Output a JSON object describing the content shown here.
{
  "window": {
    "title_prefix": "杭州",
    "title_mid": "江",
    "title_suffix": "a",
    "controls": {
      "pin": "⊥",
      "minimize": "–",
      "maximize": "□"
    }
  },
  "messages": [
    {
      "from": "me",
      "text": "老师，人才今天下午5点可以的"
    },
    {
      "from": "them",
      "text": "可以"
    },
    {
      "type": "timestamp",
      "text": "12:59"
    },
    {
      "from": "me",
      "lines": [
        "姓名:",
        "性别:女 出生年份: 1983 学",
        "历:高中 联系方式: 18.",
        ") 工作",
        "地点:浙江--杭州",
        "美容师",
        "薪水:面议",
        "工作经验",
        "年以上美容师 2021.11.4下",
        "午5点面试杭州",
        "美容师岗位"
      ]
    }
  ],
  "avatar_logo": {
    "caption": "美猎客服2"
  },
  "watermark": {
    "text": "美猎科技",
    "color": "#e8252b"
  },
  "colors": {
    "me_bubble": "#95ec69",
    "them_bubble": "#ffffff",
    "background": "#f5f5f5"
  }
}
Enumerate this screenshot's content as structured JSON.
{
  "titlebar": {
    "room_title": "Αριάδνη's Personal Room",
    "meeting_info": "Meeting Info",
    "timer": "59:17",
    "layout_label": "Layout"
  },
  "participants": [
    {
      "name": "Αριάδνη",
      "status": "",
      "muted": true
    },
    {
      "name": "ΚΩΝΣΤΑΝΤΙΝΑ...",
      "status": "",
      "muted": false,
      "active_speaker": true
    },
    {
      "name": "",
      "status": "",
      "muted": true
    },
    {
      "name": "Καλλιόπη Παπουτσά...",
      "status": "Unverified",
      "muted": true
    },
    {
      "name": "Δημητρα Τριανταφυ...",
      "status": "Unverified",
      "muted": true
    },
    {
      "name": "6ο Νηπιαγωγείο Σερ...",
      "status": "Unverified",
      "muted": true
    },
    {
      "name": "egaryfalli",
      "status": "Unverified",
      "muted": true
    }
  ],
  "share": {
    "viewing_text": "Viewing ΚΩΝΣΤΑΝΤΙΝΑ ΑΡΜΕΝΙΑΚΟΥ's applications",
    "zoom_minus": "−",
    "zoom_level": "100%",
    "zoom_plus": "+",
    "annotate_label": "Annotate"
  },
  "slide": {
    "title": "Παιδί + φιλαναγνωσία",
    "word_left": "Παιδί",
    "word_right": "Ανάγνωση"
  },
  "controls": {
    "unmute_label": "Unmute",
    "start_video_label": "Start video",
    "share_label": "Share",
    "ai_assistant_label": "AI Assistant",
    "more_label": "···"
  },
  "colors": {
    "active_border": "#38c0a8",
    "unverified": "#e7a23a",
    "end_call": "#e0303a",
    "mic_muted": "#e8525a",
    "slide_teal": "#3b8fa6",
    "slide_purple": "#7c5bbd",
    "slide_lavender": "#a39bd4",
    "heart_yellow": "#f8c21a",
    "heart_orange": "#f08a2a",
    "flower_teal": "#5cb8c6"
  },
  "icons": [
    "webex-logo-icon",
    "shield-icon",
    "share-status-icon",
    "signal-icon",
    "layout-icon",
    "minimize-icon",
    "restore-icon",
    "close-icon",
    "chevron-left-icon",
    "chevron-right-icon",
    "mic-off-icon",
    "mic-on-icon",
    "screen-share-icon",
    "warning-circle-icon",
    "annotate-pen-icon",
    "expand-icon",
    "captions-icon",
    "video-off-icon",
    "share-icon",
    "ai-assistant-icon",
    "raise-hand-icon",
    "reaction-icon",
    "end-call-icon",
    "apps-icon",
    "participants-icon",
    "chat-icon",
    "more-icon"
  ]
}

_WRITTEN PROBLEM_. Give a word-for-word copy of the records.

_EXERCISE ANSWER_.
Output a JSON object describing the content shown here.
{
  "window": {
    "title_prefix": "杭州",
    "title_mid": "江",
    "title_suffix": "a",
    "controls": {
      "pin": "⊥",
      "minimize": "–",
      "maximize": "□"
    }
  },
  "messages": [
    {
      "from": "me",
      "text": "老师，人才今天下午5点可以的"
    },
    {
      "from": "them",
      "text": "可以"
    },
    {
      "type": "timestamp",
      "text": "12:59"
    },
    {
      "from": "me",
      "lines": [
        "姓名:",
        "性别:女 出生年份: 1983 学",
        "历:高中 联系方式: 18.",
        ") 工作",
        "地点:浙江--杭州",
        "美容师",
        "薪水:面议",
        "工作经验",
        "年以上美容师 2021.11.4下",
        "午5点面试杭州",
        "美容师岗位"
      ]
    }
  ],
  "avatar_logo": {
    "caption": "美猎客服2"
  },
  "watermark": {
    "text": "美猎科技",
    "color": "#e8252b"
  },
  "colors": {
    "me_bubble": "#95ec69",
    "them_bubble": "#ffffff",
    "background": "#f5f5f5"
  }
}
Enumerate this screenshot's content as structured JSON.
{
  "titlebar": {
    "room_title": "Αριάδνη's Personal Room",
    "meeting_info": "Meeting Info",
    "timer": "59:17",
    "layout_label": "Layout"
  },
  "participants": [
    {
      "name": "Αριάδνη",
      "status": "",
      "muted": true
    },
    {
      "name": "ΚΩΝΣΤΑΝΤΙΝΑ...",
      "status": "",
      "muted": false,
      "active_speaker": true
    },
    {
      "name": "",
      "status": "",
      "muted": true
    },
    {
      "name": "Καλλιόπη Παπουτσά...",
      "status": "Unverified",
      "muted": true
    },
    {
      "name": "Δημητρα Τριανταφυ...",
      "status": "Unverified",
      "muted": true
    },
    {
      "name": "6ο Νηπιαγωγείο Σερ...",
      "status": "Unverified",
      "muted": true
    },
    {
      "name": "egaryfalli",
      "status": "Unverified",
      "muted": true
    }
  ],
  "share": {
    "viewing_text": "Viewing ΚΩΝΣΤΑΝΤΙΝΑ ΑΡΜΕΝΙΑΚΟΥ's applications",
    "zoom_minus": "−",
    "zoom_level": "100%",
    "zoom_plus": "+",
    "annotate_label": "Annotate"
  },
  "slide": {
    "title": "Παιδί + φιλαναγνωσία",
    "word_left": "Παιδί",
    "word_right": "Ανάγνωση"
  },
  "controls": {
    "unmute_label": "Unmute",
    "start_video_label": "Start video",
    "share_label": "Share",
    "ai_assistant_label": "AI Assistant",
    "more_label": "···"
  },
  "colors": {
    "active_border": "#38c0a8",
    "unverified": "#e7a23a",
    "end_call": "#e0303a",
    "mic_muted": "#e8525a",
    "slide_teal": "#3b8fa6",
    "slide_purple": "#7c5bbd",
    "slide_lavender": "#a39bd4",
    "heart_yellow": "#f8c21a",
    "heart_orange": "#f08a2a",
    "flower_teal": "#5cb8c6"
  },
  "icons": [
    "webex-logo-icon",
    "shield-icon",
    "share-status-icon",
    "signal-icon",
    "layout-icon",
    "minimize-icon",
    "restore-icon",
    "close-icon",
    "chevron-left-icon",
    "chevron-right-icon",
    "mic-off-icon",
    "mic-on-icon",
    "screen-share-icon",
    "warning-circle-icon",
    "annotate-pen-icon",
    "expand-icon",
    "captions-icon",
    "video-off-icon",
    "share-icon",
    "ai-assistant-icon",
    "raise-hand-icon",
    "reaction-icon",
    "end-call-icon",
    "apps-icon",
    "participants-icon",
    "chat-icon",
    "more-icon"
  ]
}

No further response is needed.